▶ [Structured figure records]:

——

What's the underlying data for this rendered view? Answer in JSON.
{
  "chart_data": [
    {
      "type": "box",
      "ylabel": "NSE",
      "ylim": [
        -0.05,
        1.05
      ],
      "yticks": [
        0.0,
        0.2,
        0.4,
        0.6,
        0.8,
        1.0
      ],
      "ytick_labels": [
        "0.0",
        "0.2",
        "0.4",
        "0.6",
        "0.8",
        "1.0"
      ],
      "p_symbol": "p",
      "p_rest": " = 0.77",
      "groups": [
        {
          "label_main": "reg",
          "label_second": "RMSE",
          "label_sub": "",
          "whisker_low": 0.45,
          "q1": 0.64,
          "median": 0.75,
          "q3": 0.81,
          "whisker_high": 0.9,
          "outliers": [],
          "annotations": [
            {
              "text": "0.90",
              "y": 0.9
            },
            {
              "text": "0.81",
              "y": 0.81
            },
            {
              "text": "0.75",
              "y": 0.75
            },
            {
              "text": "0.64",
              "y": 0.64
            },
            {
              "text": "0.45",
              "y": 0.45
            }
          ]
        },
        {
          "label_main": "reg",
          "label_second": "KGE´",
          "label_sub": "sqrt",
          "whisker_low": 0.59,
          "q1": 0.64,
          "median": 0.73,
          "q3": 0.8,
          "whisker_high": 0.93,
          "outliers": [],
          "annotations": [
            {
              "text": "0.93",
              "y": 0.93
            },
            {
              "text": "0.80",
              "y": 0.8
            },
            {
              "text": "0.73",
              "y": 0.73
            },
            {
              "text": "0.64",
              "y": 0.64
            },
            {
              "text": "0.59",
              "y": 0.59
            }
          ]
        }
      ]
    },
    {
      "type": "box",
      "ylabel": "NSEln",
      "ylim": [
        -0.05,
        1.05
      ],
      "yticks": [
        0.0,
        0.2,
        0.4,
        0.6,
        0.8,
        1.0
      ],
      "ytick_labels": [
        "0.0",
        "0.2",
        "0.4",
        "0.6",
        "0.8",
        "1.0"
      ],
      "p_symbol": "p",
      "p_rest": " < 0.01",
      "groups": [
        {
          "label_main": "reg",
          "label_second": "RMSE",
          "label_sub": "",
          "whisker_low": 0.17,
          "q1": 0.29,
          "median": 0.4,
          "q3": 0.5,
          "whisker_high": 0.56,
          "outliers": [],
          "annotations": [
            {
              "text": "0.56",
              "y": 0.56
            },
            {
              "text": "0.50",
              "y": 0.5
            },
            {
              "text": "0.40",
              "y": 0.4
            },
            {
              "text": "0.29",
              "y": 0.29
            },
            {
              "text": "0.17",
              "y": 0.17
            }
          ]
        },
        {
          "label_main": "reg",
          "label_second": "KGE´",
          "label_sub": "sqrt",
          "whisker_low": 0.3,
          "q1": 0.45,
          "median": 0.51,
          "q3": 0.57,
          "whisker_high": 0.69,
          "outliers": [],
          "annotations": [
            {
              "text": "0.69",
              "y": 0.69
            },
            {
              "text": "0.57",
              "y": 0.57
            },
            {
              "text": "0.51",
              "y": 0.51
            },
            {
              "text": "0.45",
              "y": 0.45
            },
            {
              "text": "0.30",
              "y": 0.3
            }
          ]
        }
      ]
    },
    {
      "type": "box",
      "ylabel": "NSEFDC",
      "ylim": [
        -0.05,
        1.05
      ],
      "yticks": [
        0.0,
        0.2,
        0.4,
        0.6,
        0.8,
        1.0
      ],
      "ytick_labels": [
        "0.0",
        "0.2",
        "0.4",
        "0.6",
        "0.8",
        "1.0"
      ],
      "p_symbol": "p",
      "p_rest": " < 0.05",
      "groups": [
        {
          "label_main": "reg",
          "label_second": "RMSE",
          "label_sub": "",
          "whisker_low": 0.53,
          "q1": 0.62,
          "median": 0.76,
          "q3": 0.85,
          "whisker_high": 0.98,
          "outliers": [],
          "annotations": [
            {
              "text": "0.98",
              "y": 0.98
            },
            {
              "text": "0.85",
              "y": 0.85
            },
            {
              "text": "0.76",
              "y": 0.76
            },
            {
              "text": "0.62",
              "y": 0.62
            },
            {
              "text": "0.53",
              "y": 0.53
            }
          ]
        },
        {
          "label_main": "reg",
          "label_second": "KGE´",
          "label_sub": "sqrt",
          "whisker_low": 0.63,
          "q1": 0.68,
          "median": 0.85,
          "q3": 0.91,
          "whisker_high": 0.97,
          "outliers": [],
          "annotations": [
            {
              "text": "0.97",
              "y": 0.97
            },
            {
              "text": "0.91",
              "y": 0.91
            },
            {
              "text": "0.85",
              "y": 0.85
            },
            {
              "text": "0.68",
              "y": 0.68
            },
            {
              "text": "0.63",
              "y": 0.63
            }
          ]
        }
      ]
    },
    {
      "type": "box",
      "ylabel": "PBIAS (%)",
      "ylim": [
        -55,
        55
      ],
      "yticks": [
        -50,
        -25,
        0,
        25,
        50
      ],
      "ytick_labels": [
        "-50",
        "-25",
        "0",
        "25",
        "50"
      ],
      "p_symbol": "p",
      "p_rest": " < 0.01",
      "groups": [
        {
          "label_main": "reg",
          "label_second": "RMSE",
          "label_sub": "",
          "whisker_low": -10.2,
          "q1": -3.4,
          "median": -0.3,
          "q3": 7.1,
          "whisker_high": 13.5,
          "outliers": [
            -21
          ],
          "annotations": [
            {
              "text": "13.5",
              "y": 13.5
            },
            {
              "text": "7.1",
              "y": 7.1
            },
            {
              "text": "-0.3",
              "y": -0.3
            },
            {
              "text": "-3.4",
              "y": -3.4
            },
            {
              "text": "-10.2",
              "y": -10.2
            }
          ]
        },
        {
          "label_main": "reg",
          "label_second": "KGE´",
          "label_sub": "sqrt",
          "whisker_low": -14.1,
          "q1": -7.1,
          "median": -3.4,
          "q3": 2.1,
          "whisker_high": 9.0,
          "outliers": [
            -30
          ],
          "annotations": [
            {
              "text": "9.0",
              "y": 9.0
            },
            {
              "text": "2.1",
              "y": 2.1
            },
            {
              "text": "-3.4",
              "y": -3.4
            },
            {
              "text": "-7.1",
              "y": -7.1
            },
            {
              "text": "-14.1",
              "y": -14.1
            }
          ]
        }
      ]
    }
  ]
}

——

▶ [Request]:
Write the material out again word for word.

▶ [Exercise solution]:
What's the underlying data for this rendered view? Answer in JSON.
{
  "chart_data": [
    {
      "type": "box",
      "ylabel": "NSE",
      "ylim": [
        -0.05,
        1.05
      ],
      "yticks": [
        0.0,
        0.2,
        0.4,
        0.6,
        0.8,
        1.0
      ],
      "ytick_labels": [
        "0.0",
        "0.2",
        "0.4",
        "0.6",
        "0.8",
        "1.0"
      ],
      "p_symbol": "p",
      "p_rest": " = 0.77",
      "groups": [
        {
          "label_main": "reg",
          "label_second": "RMSE",
          "label_sub": "",
          "whisker_low": 0.45,
          "q1": 0.64,
          "median": 0.75,
          "q3": 0.81,
          "whisker_high": 0.9,
          "outliers": [],
          "annotations": [
            {
              "text": "0.90",
              "y": 0.9
            },
            {
              "text": "0.81",
              "y": 0.81
            },
            {
              "text": "0.75",
              "y": 0.75
            },
            {
              "text": "0.64",
              "y": 0.64
            },
            {
              "text": "0.45",
              "y": 0.45
            }
          ]
        },
        {
          "label_main": "reg",
          "label_second": "KGE´",
          "label_sub": "sqrt",
          "whisker_low": 0.59,
          "q1": 0.64,
          "median": 0.73,
          "q3": 0.8,
          "whisker_high": 0.93,
          "outliers": [],
          "annotations": [
            {
              "text": "0.93",
              "y": 0.93
            },
            {
              "text": "0.80",
              "y": 0.8
            },
            {
              "text": "0.73",
              "y": 0.73
            },
            {
              "text": "0.64",
              "y": 0.64
            },
            {
              "text": "0.59",
              "y": 0.59
            }
          ]
        }
      ]
    },
    {
      "type": "box",
      "ylabel": "NSEln",
      "ylim": [
        -0.05,
        1.05
      ],
      "yticks": [
        0.0,
        0.2,
        0.4,
        0.6,
        0.8,
        1.0
      ],
      "ytick_labels": [
        "0.0",
        "0.2",
        "0.4",
        "0.6",
        "0.8",
        "1.0"
      ],
      "p_symbol": "p",
      "p_rest": " < 0.01",
      "groups": [
        {
          "label_main": "reg",
          "label_second": "RMSE",
          "label_sub": "",
          "whisker_low": 0.17,
          "q1": 0.29,
          "median": 0.4,
          "q3": 0.5,
          "whisker_high": 0.56,
          "outliers": [],
          "annotations": [
            {
              "text": "0.56",
              "y": 0.56
            },
            {
              "text": "0.50",
              "y": 0.5
            },
            {
              "text": "0.40",
              "y": 0.4
            },
            {
              "text": "0.29",
              "y": 0.29
            },
            {
              "text": "0.17",
              "y": 0.17
            }
          ]
        },
        {
          "label_main": "reg",
          "label_second": "KGE´",
          "label_sub": "sqrt",
          "whisker_low": 0.3,
          "q1": 0.45,
          "median": 0.51,
          "q3": 0.57,
          "whisker_high": 0.69,
          "outliers": [],
          "annotations": [
            {
              "text": "0.69",
              "y": 0.69
            },
            {
              "text": "0.57",
              "y": 0.57
            },
            {
              "text": "0.51",
              "y": 0.51
            },
            {
              "text": "0.45",
              "y": 0.45
            },
            {
              "text": "0.30",
              "y": 0.3
            }
          ]
        }
      ]
    },
    {
      "type": "box",
      "ylabel": "NSEFDC",
      "ylim": [
        -0.05,
        1.05
      ],
      "yticks": [
        0.0,
        0.2,
        0.4,
        0.6,
        0.8,
        1.0
      ],
      "ytick_labels": [
        "0.0",
        "0.2",
        "0.4",
        "0.6",
        "0.8",
        "1.0"
      ],
      "p_symbol": "p",
      "p_rest": " < 0.05",
      "groups": [
        {
          "label_main": "reg",
          "label_second": "RMSE",
          "label_sub": "",
          "whisker_low": 0.53,
          "q1": 0.62,
          "median": 0.76,
          "q3": 0.85,
          "whisker_high": 0.98,
          "outliers": [],
          "annotations": [
            {
              "text": "0.98",
              "y": 0.98
            },
            {
              "text": "0.85",
              "y": 0.85
            },
            {
              "text": "0.76",
              "y": 0.76
            },
            {
              "text": "0.62",
              "y": 0.62
            },
            {
              "text": "0.53",
              "y": 0.53
            }
          ]
        },
        {
          "label_main": "reg",
          "label_second": "KGE´",
          "label_sub": "sqrt",
          "whisker_low": 0.63,
          "q1": 0.68,
          "median": 0.85,
          "q3": 0.91,
          "whisker_high": 0.97,
          "outliers": [],
          "annotations": [
            {
              "text": "0.97",
              "y": 0.97
            },
            {
              "text": "0.91",
              "y": 0.91
            },
            {
              "text": "0.85",
              "y": 0.85
            },
            {
              "text": "0.68",
              "y": 0.68
            },
            {
              "text": "0.63",
              "y": 0.63
            }
          ]
        }
      ]
    },
    {
      "type": "box",
      "ylabel": "PBIAS (%)",
      "ylim": [
        -55,
        55
      ],
      "yticks": [
        -50,
        -25,
        0,
        25,
        50
      ],
      "ytick_labels": [
        "-50",
        "-25",
        "0",
        "25",
        "50"
      ],
      "p_symbol": "p",
      "p_rest": " < 0.01",
      "groups": [
        {
          "label_main": "reg",
          "label_second": "RMSE",
          "label_sub": "",
          "whisker_low": -10.2,
          "q1": -3.4,
          "median": -0.3,
          "q3": 7.1,
          "whisker_high": 13.5,
          "outliers": [
            -21
          ],
          "annotations": [
            {
              "text": "13.5",
              "y": 13.5
            },
            {
              "text": "7.1",
              "y": 7.1
            },
            {
              "text": "-0.3",
              "y": -0.3
            },
            {
              "text": "-3.4",
              "y": -3.4
            },
            {
              "text": "-10.2",
              "y": -10.2
            }
          ]
        },
        {
          "label_main": "reg",
          "label_second": "KGE´",
          "label_sub": "sqrt",
          "whisker_low": -14.1,
          "q1": -7.1,
          "median": -3.4,
          "q3": 2.1,
          "whisker_high": 9.0,
          "outliers": [
            -30
          ],
          "annotations": [
            {
              "text": "9.0",
              "y": 9.0
            },
            {
              "text": "2.1",
              "y": 2.1
            },
            {
              "text": "-3.4",
              "y": -3.4
            },
            {
              "text": "-7.1",
              "y": -7.1
            },
            {
              "text": "-14.1",
              "y": -14.1
            }
          ]
        }
      ]
    }
  ]
}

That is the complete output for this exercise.